■ **INFORMATION GIVEN**
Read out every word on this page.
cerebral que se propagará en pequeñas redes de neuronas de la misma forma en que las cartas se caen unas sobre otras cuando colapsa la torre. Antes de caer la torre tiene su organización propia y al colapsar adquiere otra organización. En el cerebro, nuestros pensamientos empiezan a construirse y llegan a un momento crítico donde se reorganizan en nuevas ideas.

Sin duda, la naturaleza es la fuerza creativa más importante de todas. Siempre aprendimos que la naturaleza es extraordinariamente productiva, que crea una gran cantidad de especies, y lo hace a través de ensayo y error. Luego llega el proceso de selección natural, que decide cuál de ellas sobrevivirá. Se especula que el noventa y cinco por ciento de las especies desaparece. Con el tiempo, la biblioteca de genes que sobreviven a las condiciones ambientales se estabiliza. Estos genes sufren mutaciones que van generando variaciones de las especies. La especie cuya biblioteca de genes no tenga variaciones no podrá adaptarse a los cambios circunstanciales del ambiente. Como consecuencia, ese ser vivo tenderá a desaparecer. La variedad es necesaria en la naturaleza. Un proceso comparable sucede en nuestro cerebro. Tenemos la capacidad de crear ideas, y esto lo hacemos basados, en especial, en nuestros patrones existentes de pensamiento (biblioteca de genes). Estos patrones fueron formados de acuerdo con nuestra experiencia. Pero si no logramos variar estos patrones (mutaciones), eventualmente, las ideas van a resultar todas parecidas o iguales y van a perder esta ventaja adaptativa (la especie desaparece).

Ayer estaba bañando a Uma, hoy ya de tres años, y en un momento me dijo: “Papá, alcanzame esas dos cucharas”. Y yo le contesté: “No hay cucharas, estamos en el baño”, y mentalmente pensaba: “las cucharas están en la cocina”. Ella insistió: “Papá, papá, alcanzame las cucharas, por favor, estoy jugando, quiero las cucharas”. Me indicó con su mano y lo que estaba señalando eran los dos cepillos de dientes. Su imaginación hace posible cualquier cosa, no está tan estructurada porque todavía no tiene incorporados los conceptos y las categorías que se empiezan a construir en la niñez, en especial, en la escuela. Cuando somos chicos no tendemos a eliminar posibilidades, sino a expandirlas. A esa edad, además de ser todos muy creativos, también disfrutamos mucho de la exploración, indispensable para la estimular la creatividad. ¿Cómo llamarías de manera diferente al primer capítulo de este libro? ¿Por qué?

==

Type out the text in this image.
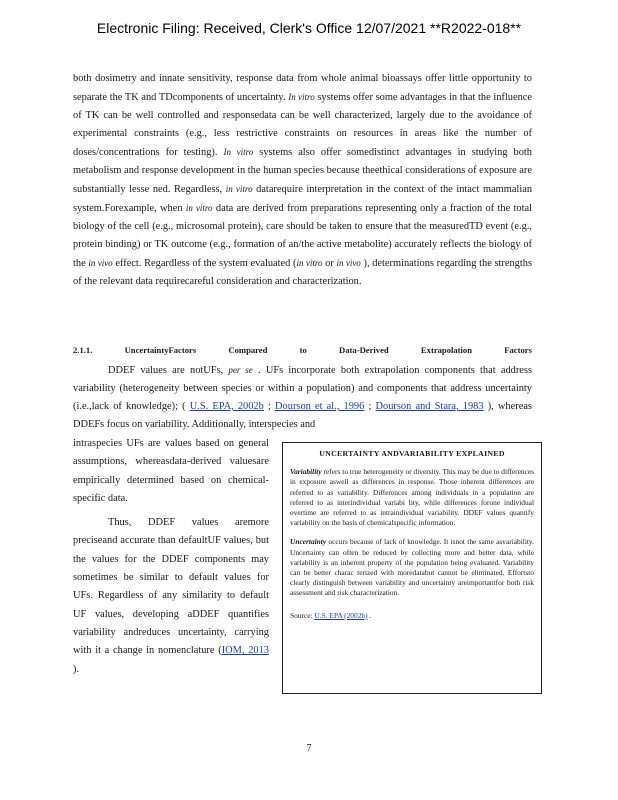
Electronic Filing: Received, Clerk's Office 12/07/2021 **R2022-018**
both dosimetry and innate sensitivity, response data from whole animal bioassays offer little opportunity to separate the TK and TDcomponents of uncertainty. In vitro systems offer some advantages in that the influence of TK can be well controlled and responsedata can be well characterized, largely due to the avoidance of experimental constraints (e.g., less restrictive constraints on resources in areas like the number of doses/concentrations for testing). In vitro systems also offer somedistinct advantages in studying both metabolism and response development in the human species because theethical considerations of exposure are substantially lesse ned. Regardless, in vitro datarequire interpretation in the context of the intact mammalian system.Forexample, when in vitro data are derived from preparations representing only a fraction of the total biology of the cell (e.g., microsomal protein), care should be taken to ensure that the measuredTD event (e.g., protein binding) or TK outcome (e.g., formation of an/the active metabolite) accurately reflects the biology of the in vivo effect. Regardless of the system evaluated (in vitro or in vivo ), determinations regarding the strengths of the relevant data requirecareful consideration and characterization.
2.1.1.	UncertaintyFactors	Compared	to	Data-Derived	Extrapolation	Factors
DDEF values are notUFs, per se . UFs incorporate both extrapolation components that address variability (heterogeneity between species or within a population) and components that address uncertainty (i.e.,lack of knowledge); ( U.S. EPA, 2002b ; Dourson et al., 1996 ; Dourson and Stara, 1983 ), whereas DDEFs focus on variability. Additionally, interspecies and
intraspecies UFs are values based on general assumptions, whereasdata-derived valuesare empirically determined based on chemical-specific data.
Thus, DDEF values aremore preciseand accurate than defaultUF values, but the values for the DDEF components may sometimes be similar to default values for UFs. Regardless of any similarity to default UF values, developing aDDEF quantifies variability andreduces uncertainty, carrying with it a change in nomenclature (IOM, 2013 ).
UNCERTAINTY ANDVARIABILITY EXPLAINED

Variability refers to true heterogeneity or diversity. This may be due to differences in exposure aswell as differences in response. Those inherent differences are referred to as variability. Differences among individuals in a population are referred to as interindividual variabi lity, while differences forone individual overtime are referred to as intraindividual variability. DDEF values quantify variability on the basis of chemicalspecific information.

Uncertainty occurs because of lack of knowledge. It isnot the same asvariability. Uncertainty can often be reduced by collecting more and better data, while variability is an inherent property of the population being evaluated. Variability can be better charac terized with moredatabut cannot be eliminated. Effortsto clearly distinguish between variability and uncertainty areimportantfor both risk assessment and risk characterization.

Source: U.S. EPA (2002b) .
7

■ **YOUR INSTRUCTIONS**
Within the entries, find all lines holding "DDEF" and copy each one.

■ **EXPECTED OUTPUT**
DDEF values are notUFs, per se . UFs incorporate both extrapolation components that address variability (heterogeneity between species or within a population) and components that address uncertainty (i.e.,lack of knowledge); ( U.S. EPA, 2002b ; Dourson et al., 1996 ; Dourson and Stara, 1983 ), whereas DDEFs focus on variability. Additionally, interspecies and
Thus, DDEF values aremore preciseand accurate than defaultUF values, but the values for the DDEF components may sometimes be similar to default values for UFs. Regardless of any similarity to default UF values, developing aDDEF quantifies variability andreduces uncertainty, carrying with it a change in nomenclature (IOM, 2013 ).
Variability refers to true heterogeneity or diversity. This may be due to differences in exposure aswell as differences in response. Those inherent differences are referred to as variability. Differences among individuals in a population are referred to as interindividual variabi lity, while differences forone individual overtime are referred to as intraindividual variability. DDEF values quantify variability on the basis of chemicalspecific information.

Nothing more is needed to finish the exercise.